Copy these lines exactly as they appear, leaving the pictures out of your answer.

Labeled region entries:
[Begin]

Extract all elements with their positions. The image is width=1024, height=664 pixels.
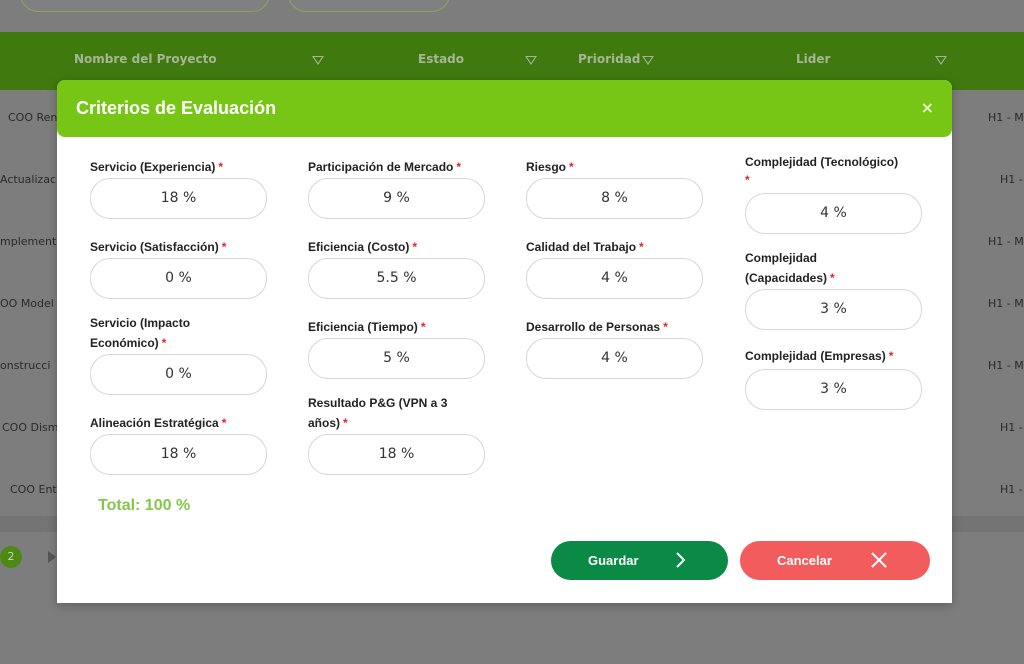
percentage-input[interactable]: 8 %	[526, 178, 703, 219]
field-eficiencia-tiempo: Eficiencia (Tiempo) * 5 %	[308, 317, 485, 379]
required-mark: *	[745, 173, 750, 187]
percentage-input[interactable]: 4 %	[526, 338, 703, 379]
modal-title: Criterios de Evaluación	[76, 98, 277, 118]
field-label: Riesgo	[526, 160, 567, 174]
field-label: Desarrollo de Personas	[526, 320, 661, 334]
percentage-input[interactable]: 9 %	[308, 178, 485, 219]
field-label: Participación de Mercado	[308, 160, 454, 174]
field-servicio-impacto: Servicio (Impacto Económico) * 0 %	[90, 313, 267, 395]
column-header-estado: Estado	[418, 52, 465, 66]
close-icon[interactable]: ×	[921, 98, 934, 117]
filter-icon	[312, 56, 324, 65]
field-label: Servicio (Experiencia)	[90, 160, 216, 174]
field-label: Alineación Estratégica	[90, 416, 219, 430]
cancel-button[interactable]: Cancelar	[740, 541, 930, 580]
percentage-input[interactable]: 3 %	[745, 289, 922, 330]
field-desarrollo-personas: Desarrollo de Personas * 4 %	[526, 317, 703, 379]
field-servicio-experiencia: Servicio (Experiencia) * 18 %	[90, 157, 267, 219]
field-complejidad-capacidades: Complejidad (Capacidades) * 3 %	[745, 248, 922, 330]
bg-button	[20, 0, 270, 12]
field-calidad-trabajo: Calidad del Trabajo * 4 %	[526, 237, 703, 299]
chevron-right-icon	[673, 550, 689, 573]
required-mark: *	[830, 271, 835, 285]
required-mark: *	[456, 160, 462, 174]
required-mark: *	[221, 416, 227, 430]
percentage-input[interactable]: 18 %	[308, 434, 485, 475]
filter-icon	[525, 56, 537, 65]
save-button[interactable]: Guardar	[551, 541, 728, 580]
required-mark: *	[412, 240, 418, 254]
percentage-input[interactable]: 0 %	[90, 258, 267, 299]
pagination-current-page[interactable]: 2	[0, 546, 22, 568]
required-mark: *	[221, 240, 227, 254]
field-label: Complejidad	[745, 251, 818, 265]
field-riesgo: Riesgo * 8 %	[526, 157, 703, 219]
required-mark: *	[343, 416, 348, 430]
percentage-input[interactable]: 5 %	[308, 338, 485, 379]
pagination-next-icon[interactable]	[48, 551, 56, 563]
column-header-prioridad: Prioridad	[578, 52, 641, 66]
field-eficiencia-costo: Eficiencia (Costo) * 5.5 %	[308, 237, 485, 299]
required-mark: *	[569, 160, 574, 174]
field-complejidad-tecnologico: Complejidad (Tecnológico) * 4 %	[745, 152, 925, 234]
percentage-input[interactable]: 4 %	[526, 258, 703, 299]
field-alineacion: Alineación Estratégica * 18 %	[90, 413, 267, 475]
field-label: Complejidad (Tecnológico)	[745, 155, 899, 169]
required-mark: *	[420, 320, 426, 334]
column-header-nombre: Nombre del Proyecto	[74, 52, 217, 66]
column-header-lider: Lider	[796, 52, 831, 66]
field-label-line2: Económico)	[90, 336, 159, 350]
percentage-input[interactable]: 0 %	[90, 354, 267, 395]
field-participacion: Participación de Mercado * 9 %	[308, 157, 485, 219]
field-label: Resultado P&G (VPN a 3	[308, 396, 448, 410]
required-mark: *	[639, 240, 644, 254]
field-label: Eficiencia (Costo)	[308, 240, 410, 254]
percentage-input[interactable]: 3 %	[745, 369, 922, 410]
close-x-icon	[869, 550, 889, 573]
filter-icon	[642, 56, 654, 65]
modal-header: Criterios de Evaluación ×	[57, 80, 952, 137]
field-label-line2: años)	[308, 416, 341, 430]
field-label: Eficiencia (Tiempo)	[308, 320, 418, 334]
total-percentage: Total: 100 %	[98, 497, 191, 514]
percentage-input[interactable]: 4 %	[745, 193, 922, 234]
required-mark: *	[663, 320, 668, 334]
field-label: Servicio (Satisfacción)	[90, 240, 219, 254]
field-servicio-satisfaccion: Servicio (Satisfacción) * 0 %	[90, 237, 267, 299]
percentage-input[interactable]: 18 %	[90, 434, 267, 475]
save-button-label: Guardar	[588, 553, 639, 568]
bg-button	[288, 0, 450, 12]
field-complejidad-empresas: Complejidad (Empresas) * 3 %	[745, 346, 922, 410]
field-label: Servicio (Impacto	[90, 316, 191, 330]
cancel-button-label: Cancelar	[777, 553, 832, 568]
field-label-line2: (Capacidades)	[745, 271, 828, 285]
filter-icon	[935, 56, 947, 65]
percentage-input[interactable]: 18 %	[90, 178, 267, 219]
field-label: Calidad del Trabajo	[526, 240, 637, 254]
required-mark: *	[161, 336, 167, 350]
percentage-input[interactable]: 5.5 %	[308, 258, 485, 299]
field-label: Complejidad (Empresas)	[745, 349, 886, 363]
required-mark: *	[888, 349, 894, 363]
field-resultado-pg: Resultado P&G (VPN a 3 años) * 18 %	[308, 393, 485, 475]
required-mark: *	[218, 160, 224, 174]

[End]

Correct result:
Extract all elements with their positions. The image is width=1024, height=664 pixels.
percentage-input[interactable]: 8 %	[526, 178, 703, 219]
field-eficiencia-tiempo: Eficiencia (Tiempo) * 5 %	[308, 317, 485, 379]
required-mark: *	[745, 173, 750, 187]
percentage-input[interactable]: 4 %	[526, 338, 703, 379]
modal-title: Criterios de Evaluación	[76, 98, 277, 118]
field-label: Riesgo	[526, 160, 567, 174]
field-label: Desarrollo de Personas	[526, 320, 661, 334]
percentage-input[interactable]: 9 %	[308, 178, 485, 219]
field-label: Participación de Mercado	[308, 160, 454, 174]
field-servicio-impacto: Servicio (Impacto Económico) * 0 %	[90, 313, 267, 395]
column-header-estado: Estado	[418, 52, 465, 66]
close-icon[interactable]: ×	[921, 98, 934, 117]
filter-icon	[312, 56, 324, 65]
field-label: Servicio (Experiencia)	[90, 160, 216, 174]
field-label: Alineación Estratégica	[90, 416, 219, 430]
cancel-button[interactable]: Cancelar	[740, 541, 930, 580]
percentage-input[interactable]: 3 %	[745, 289, 922, 330]
field-desarrollo-personas: Desarrollo de Personas * 4 %	[526, 317, 703, 379]
field-servicio-experiencia: Servicio (Experiencia) * 18 %	[90, 157, 267, 219]
field-complejidad-capacidades: Complejidad (Capacidades) * 3 %	[745, 248, 922, 330]
bg-button	[20, 0, 270, 12]
field-calidad-trabajo: Calidad del Trabajo * 4 %	[526, 237, 703, 299]
chevron-right-icon	[673, 550, 689, 573]
required-mark: *	[830, 271, 835, 285]
required-mark: *	[456, 160, 462, 174]
required-mark: *	[221, 416, 227, 430]
percentage-input[interactable]: 18 %	[308, 434, 485, 475]
filter-icon	[525, 56, 537, 65]
save-button[interactable]: Guardar	[551, 541, 728, 580]
required-mark: *	[412, 240, 418, 254]
percentage-input[interactable]: 0 %	[90, 258, 267, 299]
pagination-current-page[interactable]: 2	[0, 546, 22, 568]
required-mark: *	[221, 240, 227, 254]
field-label: Complejidad	[745, 251, 818, 265]
field-riesgo: Riesgo * 8 %	[526, 157, 703, 219]
required-mark: *	[343, 416, 348, 430]
percentage-input[interactable]: 5 %	[308, 338, 485, 379]
pagination-next-icon[interactable]	[48, 551, 56, 563]
column-header-prioridad: Prioridad	[578, 52, 641, 66]
field-eficiencia-costo: Eficiencia (Costo) * 5.5 %	[308, 237, 485, 299]
required-mark: *	[569, 160, 574, 174]
field-complejidad-tecnologico: Complejidad (Tecnológico) * 4 %	[745, 152, 925, 234]
percentage-input[interactable]: 4 %	[526, 258, 703, 299]
field-alineacion: Alineación Estratégica * 18 %	[90, 413, 267, 475]
field-label: Complejidad (Tecnológico)	[745, 155, 899, 169]
required-mark: *	[420, 320, 426, 334]
column-header-nombre: Nombre del Proyecto	[74, 52, 217, 66]
column-header-lider: Lider	[796, 52, 831, 66]
field-label-line2: Económico)	[90, 336, 159, 350]
percentage-input[interactable]: 0 %	[90, 354, 267, 395]
field-participacion: Participación de Mercado * 9 %	[308, 157, 485, 219]
field-label: Resultado P&G (VPN a 3	[308, 396, 448, 410]
required-mark: *	[639, 240, 644, 254]
field-label: Eficiencia (Costo)	[308, 240, 410, 254]
percentage-input[interactable]: 3 %	[745, 369, 922, 410]
close-x-icon	[869, 550, 889, 573]
filter-icon	[642, 56, 654, 65]
modal-header: Criterios de Evaluación ×	[57, 80, 952, 137]
field-label-line2: años)	[308, 416, 341, 430]
field-label: Eficiencia (Tiempo)	[308, 320, 418, 334]
total-percentage: Total: 100 %	[98, 497, 191, 514]
percentage-input[interactable]: 4 %	[745, 193, 922, 234]
required-mark: *	[663, 320, 668, 334]
field-label: Servicio (Satisfacción)	[90, 240, 219, 254]
field-servicio-satisfaccion: Servicio (Satisfacción) * 0 %	[90, 237, 267, 299]
percentage-input[interactable]: 18 %	[90, 434, 267, 475]
save-button-label: Guardar	[588, 553, 639, 568]
bg-button	[288, 0, 450, 12]
field-complejidad-empresas: Complejidad (Empresas) * 3 %	[745, 346, 922, 410]
field-label: Servicio (Impacto	[90, 316, 191, 330]
cancel-button-label: Cancelar	[777, 553, 832, 568]
field-label-line2: (Capacidades)	[745, 271, 828, 285]
filter-icon	[935, 56, 947, 65]
percentage-input[interactable]: 18 %	[90, 178, 267, 219]
field-label: Calidad del Trabajo	[526, 240, 637, 254]
required-mark: *	[161, 336, 167, 350]
percentage-input[interactable]: 5.5 %	[308, 258, 485, 299]
field-label: Complejidad (Empresas)	[745, 349, 886, 363]
required-mark: *	[888, 349, 894, 363]
field-resultado-pg: Resultado P&G (VPN a 3 años) * 18 %	[308, 393, 485, 475]
required-mark: *	[218, 160, 224, 174]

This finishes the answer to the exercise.